* Task requirements *
Word for word, quote all of the material, omitting the pictures.

+++ Task input +++

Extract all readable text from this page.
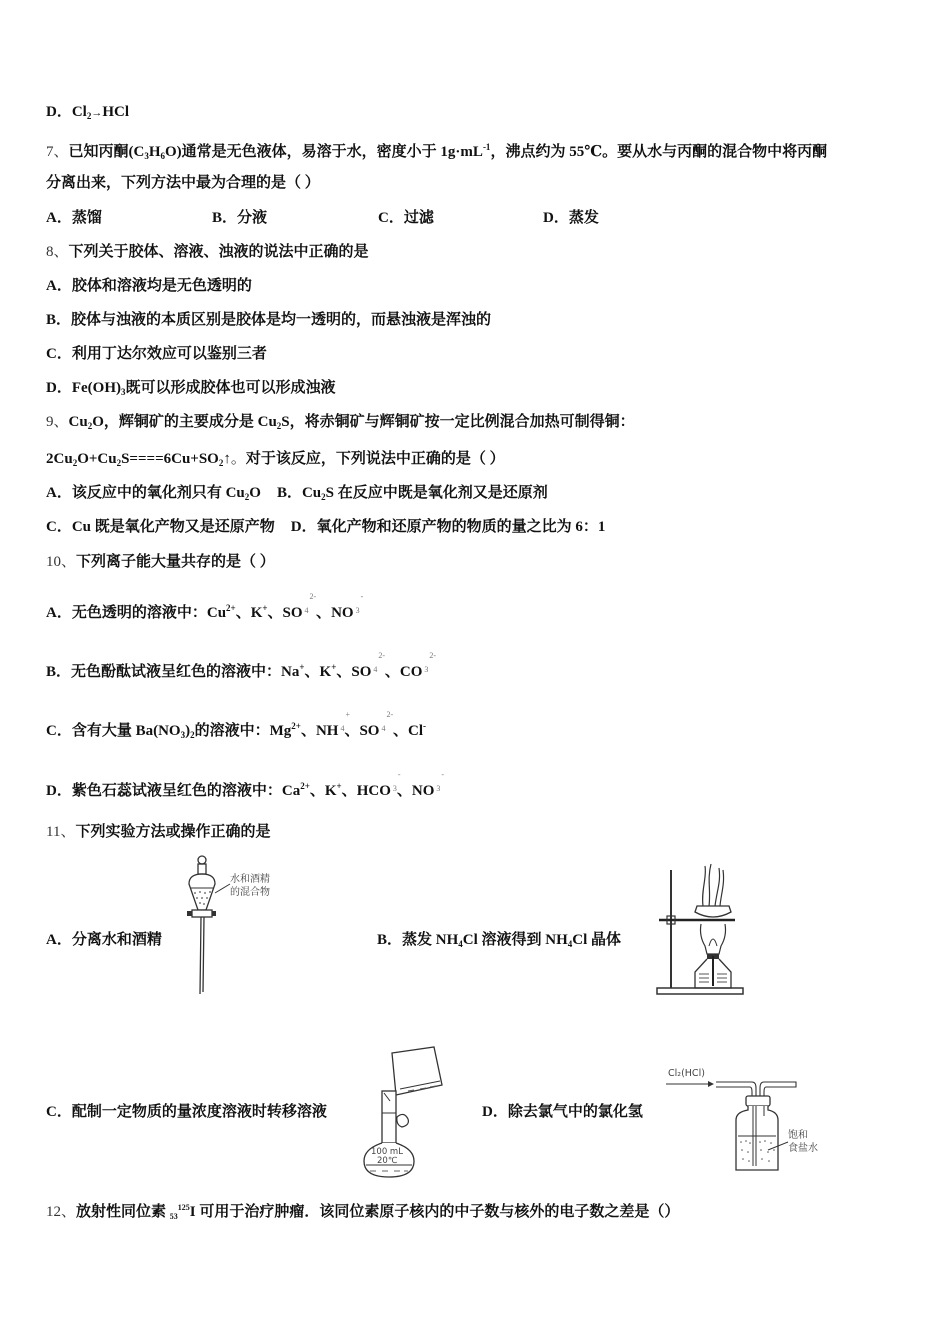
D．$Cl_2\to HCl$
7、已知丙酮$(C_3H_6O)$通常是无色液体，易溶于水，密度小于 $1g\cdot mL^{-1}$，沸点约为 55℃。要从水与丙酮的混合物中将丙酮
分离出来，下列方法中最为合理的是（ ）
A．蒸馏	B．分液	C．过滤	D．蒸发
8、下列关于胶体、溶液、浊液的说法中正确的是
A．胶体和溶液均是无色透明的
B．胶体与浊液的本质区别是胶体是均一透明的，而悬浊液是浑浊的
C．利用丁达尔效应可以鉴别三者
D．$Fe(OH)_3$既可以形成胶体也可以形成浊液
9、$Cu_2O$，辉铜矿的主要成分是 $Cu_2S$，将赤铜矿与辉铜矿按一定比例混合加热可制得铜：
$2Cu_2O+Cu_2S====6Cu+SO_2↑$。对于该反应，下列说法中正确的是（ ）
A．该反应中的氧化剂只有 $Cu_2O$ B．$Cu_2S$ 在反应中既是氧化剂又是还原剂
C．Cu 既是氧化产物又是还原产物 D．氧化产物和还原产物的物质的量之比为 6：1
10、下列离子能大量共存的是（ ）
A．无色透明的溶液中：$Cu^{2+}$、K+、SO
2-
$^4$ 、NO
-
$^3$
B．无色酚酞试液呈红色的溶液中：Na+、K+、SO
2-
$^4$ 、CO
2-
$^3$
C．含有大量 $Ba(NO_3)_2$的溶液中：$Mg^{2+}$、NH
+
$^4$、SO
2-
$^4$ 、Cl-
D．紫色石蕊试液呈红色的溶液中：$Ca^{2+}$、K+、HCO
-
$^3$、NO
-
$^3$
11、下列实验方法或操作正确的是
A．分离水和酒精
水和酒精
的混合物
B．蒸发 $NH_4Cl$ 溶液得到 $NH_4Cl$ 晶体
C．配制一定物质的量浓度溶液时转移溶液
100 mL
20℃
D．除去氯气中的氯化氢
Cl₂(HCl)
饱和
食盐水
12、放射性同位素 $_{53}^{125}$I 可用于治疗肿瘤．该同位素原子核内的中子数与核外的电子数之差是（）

+++

* Exercise answer *
Extract all readable text from this page.
D．$Cl_2\to HCl$
7、已知丙酮$(C_3H_6O)$通常是无色液体，易溶于水，密度小于 $1g\cdot mL^{-1}$，沸点约为 55℃。要从水与丙酮的混合物中将丙酮
分离出来，下列方法中最为合理的是（ ）
A．蒸馏	B．分液	C．过滤	D．蒸发
8、下列关于胶体、溶液、浊液的说法中正确的是
A．胶体和溶液均是无色透明的
B．胶体与浊液的本质区别是胶体是均一透明的，而悬浊液是浑浊的
C．利用丁达尔效应可以鉴别三者
D．$Fe(OH)_3$既可以形成胶体也可以形成浊液
9、$Cu_2O$，辉铜矿的主要成分是 $Cu_2S$，将赤铜矿与辉铜矿按一定比例混合加热可制得铜：
$2Cu_2O+Cu_2S====6Cu+SO_2↑$。对于该反应，下列说法中正确的是（ ）
A．该反应中的氧化剂只有 $Cu_2O$ B．$Cu_2S$ 在反应中既是氧化剂又是还原剂
C．Cu 既是氧化产物又是还原产物 D．氧化产物和还原产物的物质的量之比为 6：1
10、下列离子能大量共存的是（ ）
A．无色透明的溶液中：$Cu^{2+}$、K+、SO
2-
$^4$ 、NO
-
$^3$
B．无色酚酞试液呈红色的溶液中：Na+、K+、SO
2-
$^4$ 、CO
2-
$^3$
C．含有大量 $Ba(NO_3)_2$的溶液中：$Mg^{2+}$、NH
+
$^4$、SO
2-
$^4$ 、Cl-
D．紫色石蕊试液呈红色的溶液中：$Ca^{2+}$、K+、HCO
-
$^3$、NO
-
$^3$
11、下列实验方法或操作正确的是
A．分离水和酒精
水和酒精
的混合物
B．蒸发 $NH_4Cl$ 溶液得到 $NH_4Cl$ 晶体
C．配制一定物质的量浓度溶液时转移溶液
100 mL
20℃
D．除去氯气中的氯化氢
Cl₂(HCl)
饱和
食盐水
12、放射性同位素 $_{53}^{125}$I 可用于治疗肿瘤．该同位素原子核内的中子数与核外的电子数之差是（）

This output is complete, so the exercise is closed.